_THE RECORDS_
==============================
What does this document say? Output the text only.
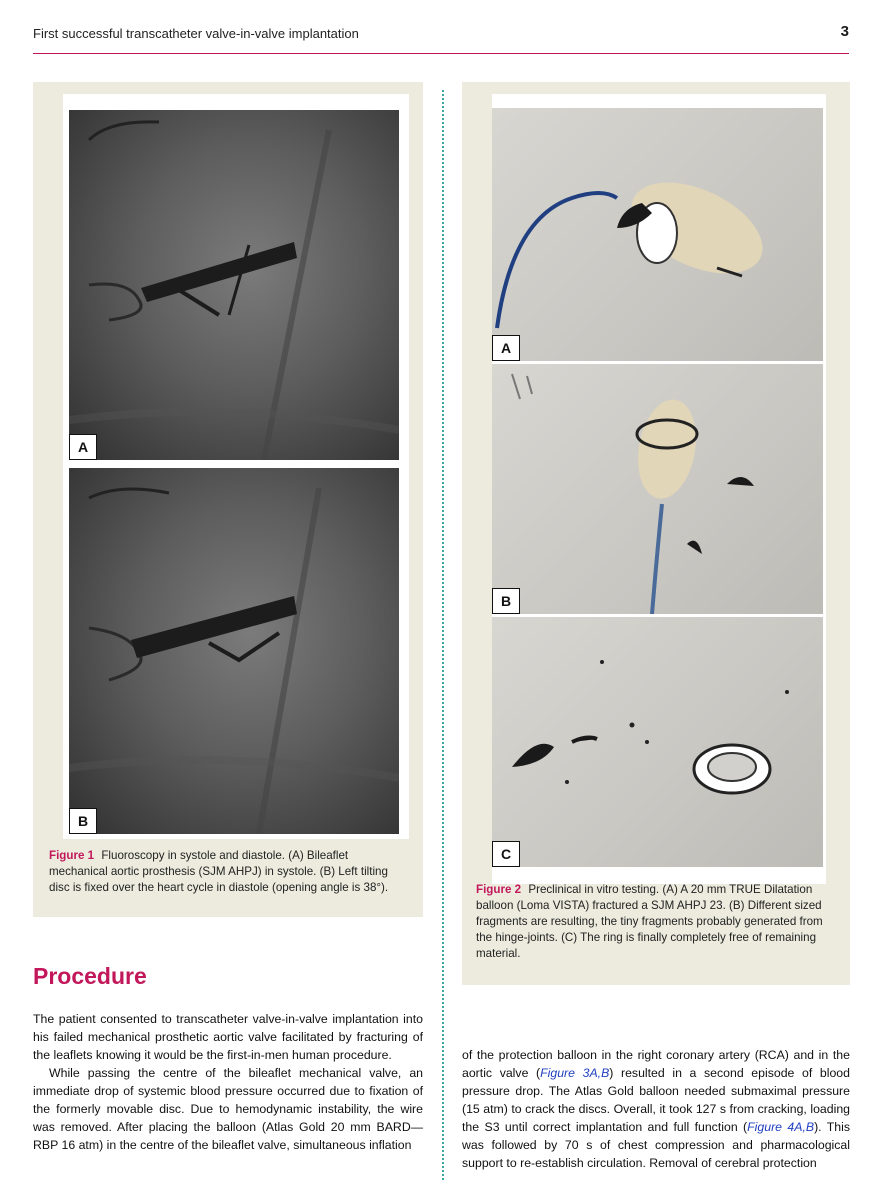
First successful transcatheter valve-in-valve implantation	3
A
B
Figure 1 Fluoroscopy in systole and diastole. (A) Bileaflet mechanical aortic prosthesis (SJM AHPJ) in systole. (B) Left tilting disc is fixed over the heart cycle in diastole (opening angle is 38°).
A
B
C
Figure 2 Preclinical in vitro testing. (A) A 20 mm TRUE Dilatation balloon (Loma VISTA) fractured a SJM AHPJ 23. (B) Different sized fragments are resulting, the tiny fragments probably generated from the hinge-joints. (C) The ring is finally completely free of remaining material.
Procedure

The patient consented to transcatheter valve-in-valve implantation into his failed mechanical prosthetic aortic valve facilitated by fracturing of the leaflets knowing it would be the first-in-men human procedure.

While passing the centre of the bileaflet mechanical valve, an immediate drop of systemic blood pressure occurred due to fixation of the formerly movable disc. Due to hemodynamic instability, the wire was removed. After placing the balloon (Atlas Gold 20 mm BARD—RBP 16 atm) in the centre of the bileaflet valve, simultaneous inflation

of the protection balloon in the right coronary artery (RCA) and in the aortic valve (Figure 3A,B) resulted in a second episode of blood pressure drop. The Atlas Gold balloon needed submaximal pressure (15 atm) to crack the discs. Overall, it took 127 s from cracking, loading the S3 until correct implantation and full function (Figure 4A,B). This was followed by 70 s of chest compression and pharmacological support to re-establish circulation. Removal of cerebral protection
==============================
_WORK REQUIRED_
Repeat the material exactly as it reads, without any of its pictures.

_REPLY_
What does this document say? Output the text only.
First successful transcatheter valve-in-valve implantation	3
A
B
Figure 1 Fluoroscopy in systole and diastole. (A) Bileaflet mechanical aortic prosthesis (SJM AHPJ) in systole. (B) Left tilting disc is fixed over the heart cycle in diastole (opening angle is 38°).
A
B
C
Figure 2 Preclinical in vitro testing. (A) A 20 mm TRUE Dilatation balloon (Loma VISTA) fractured a SJM AHPJ 23. (B) Different sized fragments are resulting, the tiny fragments probably generated from the hinge-joints. (C) The ring is finally completely free of remaining material.
Procedure

The patient consented to transcatheter valve-in-valve implantation into his failed mechanical prosthetic aortic valve facilitated by fracturing of the leaflets knowing it would be the first-in-men human procedure.

While passing the centre of the bileaflet mechanical valve, an immediate drop of systemic blood pressure occurred due to fixation of the formerly movable disc. Due to hemodynamic instability, the wire was removed. After placing the balloon (Atlas Gold 20 mm BARD—RBP 16 atm) in the centre of the bileaflet valve, simultaneous inflation

of the protection balloon in the right coronary artery (RCA) and in the aortic valve (Figure 3A,B) resulted in a second episode of blood pressure drop. The Atlas Gold balloon needed submaximal pressure (15 atm) to crack the discs. Overall, it took 127 s from cracking, loading the S3 until correct implantation and full function (Figure 4A,B). This was followed by 70 s of chest compression and pharmacological support to re-establish circulation. Removal of cerebral protection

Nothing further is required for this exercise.